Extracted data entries

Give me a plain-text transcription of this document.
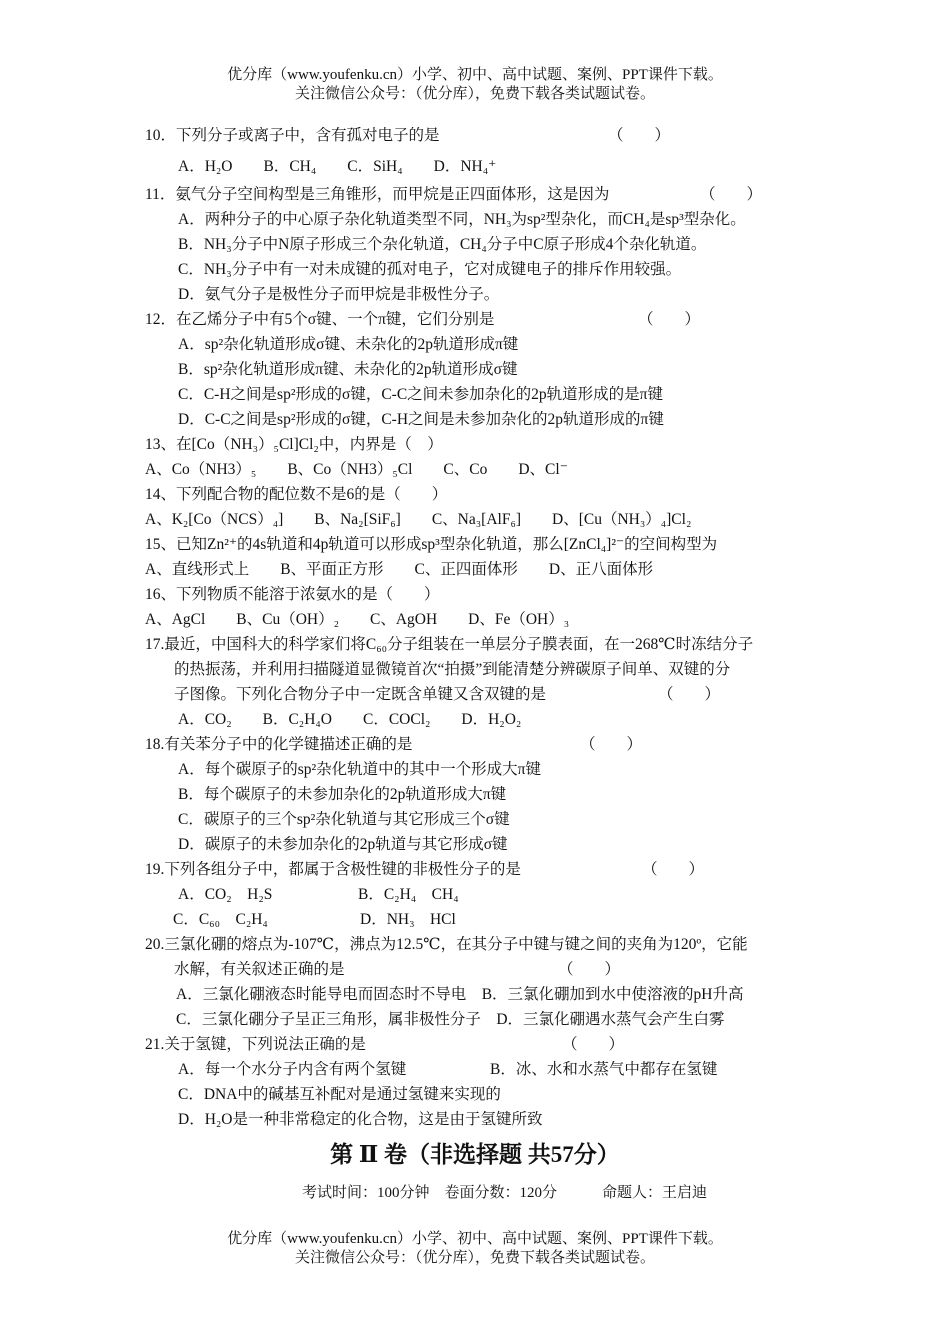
优分库（www.youfenku.cn）小学、初中、高中试题、案例、PPT课件下载。
关注微信公众号：（优分库），免费下载各类试题试卷。
10．下列分子或离子中，含有孤对电子的是	（　　）
A．H₂O　　B．CH₄　　C．SiH₄　　D．NH₄⁺
11．氨气分子空间构型是三角锥形，而甲烷是正四面体形，这是因为	（　　）
A．两种分子的中心原子杂化轨道类型不同，NH₃为sp²型杂化，而CH₄是sp³型杂化。
B．NH₃分子中N原子形成三个杂化轨道，CH₄分子中C原子形成4个杂化轨道。
C．NH₃分子中有一对未成键的孤对电子，它对成键电子的排斥作用较强。
D．氨气分子是极性分子而甲烷是非极性分子。
12．在乙烯分子中有5个σ键、一个π键，它们分别是	（　　）
A．sp²杂化轨道形成σ键、未杂化的2p轨道形成π键
B．sp²杂化轨道形成π键、未杂化的2p轨道形成σ键
C．C-H之间是sp²形成的σ键，C-C之间未参加杂化的2p轨道形成的是π键
D．C-C之间是sp²形成的σ键，C-H之间是未参加杂化的2p轨道形成的π键
13、在[Co（NH₃）₅Cl]Cl₂中，内界是（　）
A、Co（NH3）₅　　B、Co（NH3）₅Cl　　C、Co　　D、Cl⁻
14、下列配合物的配位数不是6的是（　　）
A、K₂[Co（NCS）₄]　　B、Na₂[SiF₆]　　C、Na₃[AlF₆]　　D、[Cu（NH₃）₄]Cl₂
15、已知Zn²⁺的4s轨道和4p轨道可以形成sp³型杂化轨道，那么[ZnCl₄]²⁻的空间构型为
A、直线形式上　　B、平面正方形　　C、正四面体形　　D、正八面体形
16、下列物质不能溶于浓氨水的是（　　）
A、AgCl　　B、Cu（OH）₂　　C、AgOH　　D、Fe（OH）₃
17.最近，中国科大的科学家们将C₆₀分子组装在一单层分子膜表面，在一268℃时冻结分子
的热振荡，并利用扫描隧道显微镜首次“拍摄”到能清楚分辨碳原子间单、双键的分
子图像。下列化合物分子中一定既含单键又含双键的是	（　　）
A．CO₂　　B．C₂H₄O　　C．COCl₂　　D．H₂O₂
18.有关苯分子中的化学键描述正确的是	（　　）
A．每个碳原子的sp²杂化轨道中的其中一个形成大π键
B．每个碳原子的未参加杂化的2p轨道形成大π键
C．碳原子的三个sp²杂化轨道与其它形成三个σ键
D．碳原子的未参加杂化的2p轨道与其它形成σ键
19.下列各组分子中，都属于含极性键的非极性分子的是	（　　）
A．CO₂　H₂S	B．C₂H₄　CH₄
C．C₆₀　C₂H₄	D．NH₃　HCl
20.三氯化硼的熔点为-107℃，沸点为12.5℃，在其分子中键与键之间的夹角为120º，它能
水解，有关叙述正确的是	（　　）
A．三氯化硼液态时能导电而固态时不导电　B．三氯化硼加到水中使溶液的pH升高
C．三氯化硼分子呈正三角形，属非极性分子　D．三氯化硼遇水蒸气会产生白雾
21.关于氢键，下列说法正确的是	（　　）
A．每一个水分子内含有两个氢键	B．冰、水和水蒸气中都存在氢键
C．DNA中的碱基互补配对是通过氢键来实现的
D．H₂O是一种非常稳定的化合物，这是由于氢键所致
第 Ⅱ 卷（非选择题 共57分）
考试时间：100分钟　卷面分数：120分　　　命题人：王启迪
优分库（www.youfenku.cn）小学、初中、高中试题、案例、PPT课件下载。
关注微信公众号：（优分库），免费下载各类试题试卷。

WRITTEN TASK: Except for the pictures, give all the material above again verbatim.

ANSWER TO THIS TASK:
Give me a plain-text transcription of this document.
优分库（www.youfenku.cn）小学、初中、高中试题、案例、PPT课件下载。
关注微信公众号：（优分库），免费下载各类试题试卷。
10．下列分子或离子中，含有孤对电子的是	（　　）
A．H₂O　　B．CH₄　　C．SiH₄　　D．NH₄⁺
11．氨气分子空间构型是三角锥形，而甲烷是正四面体形，这是因为	（　　）
A．两种分子的中心原子杂化轨道类型不同，NH₃为sp²型杂化，而CH₄是sp³型杂化。
B．NH₃分子中N原子形成三个杂化轨道，CH₄分子中C原子形成4个杂化轨道。
C．NH₃分子中有一对未成键的孤对电子，它对成键电子的排斥作用较强。
D．氨气分子是极性分子而甲烷是非极性分子。
12．在乙烯分子中有5个σ键、一个π键，它们分别是	（　　）
A．sp²杂化轨道形成σ键、未杂化的2p轨道形成π键
B．sp²杂化轨道形成π键、未杂化的2p轨道形成σ键
C．C-H之间是sp²形成的σ键，C-C之间未参加杂化的2p轨道形成的是π键
D．C-C之间是sp²形成的σ键，C-H之间是未参加杂化的2p轨道形成的π键
13、在[Co（NH₃）₅Cl]Cl₂中，内界是（　）
A、Co（NH3）₅　　B、Co（NH3）₅Cl　　C、Co　　D、Cl⁻
14、下列配合物的配位数不是6的是（　　）
A、K₂[Co（NCS）₄]　　B、Na₂[SiF₆]　　C、Na₃[AlF₆]　　D、[Cu（NH₃）₄]Cl₂
15、已知Zn²⁺的4s轨道和4p轨道可以形成sp³型杂化轨道，那么[ZnCl₄]²⁻的空间构型为
A、直线形式上　　B、平面正方形　　C、正四面体形　　D、正八面体形
16、下列物质不能溶于浓氨水的是（　　）
A、AgCl　　B、Cu（OH）₂　　C、AgOH　　D、Fe（OH）₃
17.最近，中国科大的科学家们将C₆₀分子组装在一单层分子膜表面，在一268℃时冻结分子
的热振荡，并利用扫描隧道显微镜首次“拍摄”到能清楚分辨碳原子间单、双键的分
子图像。下列化合物分子中一定既含单键又含双键的是	（　　）
A．CO₂　　B．C₂H₄O　　C．COCl₂　　D．H₂O₂
18.有关苯分子中的化学键描述正确的是	（　　）
A．每个碳原子的sp²杂化轨道中的其中一个形成大π键
B．每个碳原子的未参加杂化的2p轨道形成大π键
C．碳原子的三个sp²杂化轨道与其它形成三个σ键
D．碳原子的未参加杂化的2p轨道与其它形成σ键
19.下列各组分子中，都属于含极性键的非极性分子的是	（　　）
A．CO₂　H₂S	B．C₂H₄　CH₄
C．C₆₀　C₂H₄	D．NH₃　HCl
20.三氯化硼的熔点为-107℃，沸点为12.5℃，在其分子中键与键之间的夹角为120º，它能
水解，有关叙述正确的是	（　　）
A．三氯化硼液态时能导电而固态时不导电　B．三氯化硼加到水中使溶液的pH升高
C．三氯化硼分子呈正三角形，属非极性分子　D．三氯化硼遇水蒸气会产生白雾
21.关于氢键，下列说法正确的是	（　　）
A．每一个水分子内含有两个氢键	B．冰、水和水蒸气中都存在氢键
C．DNA中的碱基互补配对是通过氢键来实现的
D．H₂O是一种非常稳定的化合物，这是由于氢键所致
第 Ⅱ 卷（非选择题 共57分）
考试时间：100分钟　卷面分数：120分　　　命题人：王启迪
优分库（www.youfenku.cn）小学、初中、高中试题、案例、PPT课件下载。
关注微信公众号：（优分库），免费下载各类试题试卷。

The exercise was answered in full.